GIVEN REQUEST:
Search the material below for the word "Adhesion". Copy every line that has it.

MATERIAL FOR THIS EXERCISE:
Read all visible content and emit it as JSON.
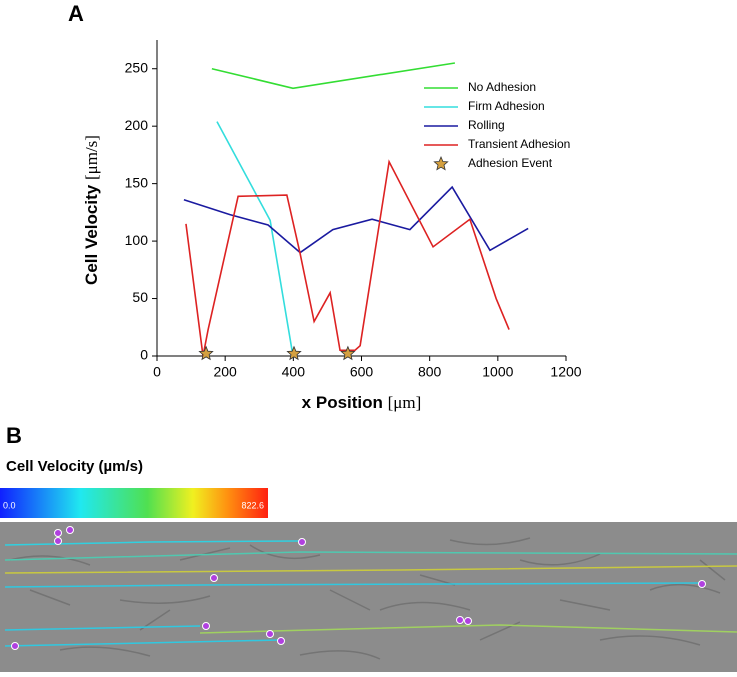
{
  "panel_a_label": "A",
  "panel_b_label": "B",
  "chart_data": {
    "type": "line",
    "xlabel": "x Position",
    "xlabel_unit": "[μm]",
    "ylabel": "Cell Velocity",
    "ylabel_unit": "[μm/s]",
    "xlim": [
      0,
      1200
    ],
    "xticks": [
      0,
      200,
      400,
      600,
      800,
      1000,
      1200
    ],
    "ylim": [
      0,
      275
    ],
    "yticks": [
      0,
      50,
      100,
      150,
      200,
      250
    ],
    "legend": "upper right",
    "series": [
      {
        "name": "No Adhesion",
        "color": "#33dd33",
        "style": "line",
        "x": [
          161,
          399,
          874
        ],
        "values": [
          250,
          233,
          255
        ]
      },
      {
        "name": "Firm Adhesion",
        "color": "#33dddd",
        "style": "line",
        "x": [
          176,
          332,
          399
        ],
        "values": [
          204,
          118,
          0
        ]
      },
      {
        "name": "Rolling",
        "color": "#1a1aa0",
        "style": "line",
        "x": [
          79,
          214,
          326,
          420,
          516,
          631,
          742,
          866,
          977,
          1089
        ],
        "values": [
          136,
          123,
          114,
          90,
          110,
          119,
          110,
          147,
          92,
          111
        ]
      },
      {
        "name": "Transient Adhesion",
        "color": "#dd2222",
        "style": "line",
        "x": [
          85,
          135,
          150,
          238,
          381,
          420,
          461,
          508,
          537,
          581,
          596,
          681,
          810,
          918,
          995,
          1033
        ],
        "values": [
          115,
          0,
          23,
          139,
          140,
          89,
          30,
          55,
          5,
          5,
          9,
          169,
          95,
          119,
          50,
          23
        ]
      },
      {
        "name": "Adhesion Event",
        "color": "#d4a040",
        "style": "star",
        "x": [
          144,
          402,
          560
        ],
        "values": [
          2,
          2,
          2
        ]
      }
    ]
  },
  "colorbar": {
    "title": "Cell Velocity (µm/s)",
    "min_label": "0.0",
    "max_label": "822.6"
  }
}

WORKED ANSWER:
        "name": "No Adhesion",
        "name": "Firm Adhesion",
        "name": "Transient Adhesion",
        "name": "Adhesion Event",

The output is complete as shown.